- **TASK**: Can you write out all of the material below, word for word?

━━━ INPUT ROWS ━━━

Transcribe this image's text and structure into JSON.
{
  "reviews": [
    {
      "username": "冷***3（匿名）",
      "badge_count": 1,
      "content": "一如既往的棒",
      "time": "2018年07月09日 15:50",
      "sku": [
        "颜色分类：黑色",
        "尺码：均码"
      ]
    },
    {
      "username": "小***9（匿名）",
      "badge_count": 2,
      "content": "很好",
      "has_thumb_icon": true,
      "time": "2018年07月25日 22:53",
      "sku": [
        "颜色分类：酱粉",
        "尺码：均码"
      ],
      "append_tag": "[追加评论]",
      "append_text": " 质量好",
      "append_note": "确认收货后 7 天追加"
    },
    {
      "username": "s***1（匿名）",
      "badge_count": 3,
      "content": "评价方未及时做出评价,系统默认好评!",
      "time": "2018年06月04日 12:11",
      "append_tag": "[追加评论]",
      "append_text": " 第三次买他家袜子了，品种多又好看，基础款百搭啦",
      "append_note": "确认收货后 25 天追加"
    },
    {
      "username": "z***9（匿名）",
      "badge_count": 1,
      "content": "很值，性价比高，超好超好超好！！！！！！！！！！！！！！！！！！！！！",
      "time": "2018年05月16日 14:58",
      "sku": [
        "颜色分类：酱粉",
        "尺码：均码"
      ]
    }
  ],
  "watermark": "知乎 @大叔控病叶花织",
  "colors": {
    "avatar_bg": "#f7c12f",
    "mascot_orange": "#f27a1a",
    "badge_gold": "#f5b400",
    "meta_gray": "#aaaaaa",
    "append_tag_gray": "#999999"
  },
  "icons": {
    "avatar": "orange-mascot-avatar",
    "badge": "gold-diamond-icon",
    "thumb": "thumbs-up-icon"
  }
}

━━━

- **SOLUTION FOR THIS EXERCISE**:
Transcribe this image's text and structure into JSON.
{
  "reviews": [
    {
      "username": "冷***3（匿名）",
      "badge_count": 1,
      "content": "一如既往的棒",
      "time": "2018年07月09日 15:50",
      "sku": [
        "颜色分类：黑色",
        "尺码：均码"
      ]
    },
    {
      "username": "小***9（匿名）",
      "badge_count": 2,
      "content": "很好",
      "has_thumb_icon": true,
      "time": "2018年07月25日 22:53",
      "sku": [
        "颜色分类：酱粉",
        "尺码：均码"
      ],
      "append_tag": "[追加评论]",
      "append_text": " 质量好",
      "append_note": "确认收货后 7 天追加"
    },
    {
      "username": "s***1（匿名）",
      "badge_count": 3,
      "content": "评价方未及时做出评价,系统默认好评!",
      "time": "2018年06月04日 12:11",
      "append_tag": "[追加评论]",
      "append_text": " 第三次买他家袜子了，品种多又好看，基础款百搭啦",
      "append_note": "确认收货后 25 天追加"
    },
    {
      "username": "z***9（匿名）",
      "badge_count": 1,
      "content": "很值，性价比高，超好超好超好！！！！！！！！！！！！！！！！！！！！！",
      "time": "2018年05月16日 14:58",
      "sku": [
        "颜色分类：酱粉",
        "尺码：均码"
      ]
    }
  ],
  "watermark": "知乎 @大叔控病叶花织",
  "colors": {
    "avatar_bg": "#f7c12f",
    "mascot_orange": "#f27a1a",
    "badge_gold": "#f5b400",
    "meta_gray": "#aaaaaa",
    "append_tag_gray": "#999999"
  },
  "icons": {
    "avatar": "orange-mascot-avatar",
    "badge": "gold-diamond-icon",
    "thumb": "thumbs-up-icon"
  }
}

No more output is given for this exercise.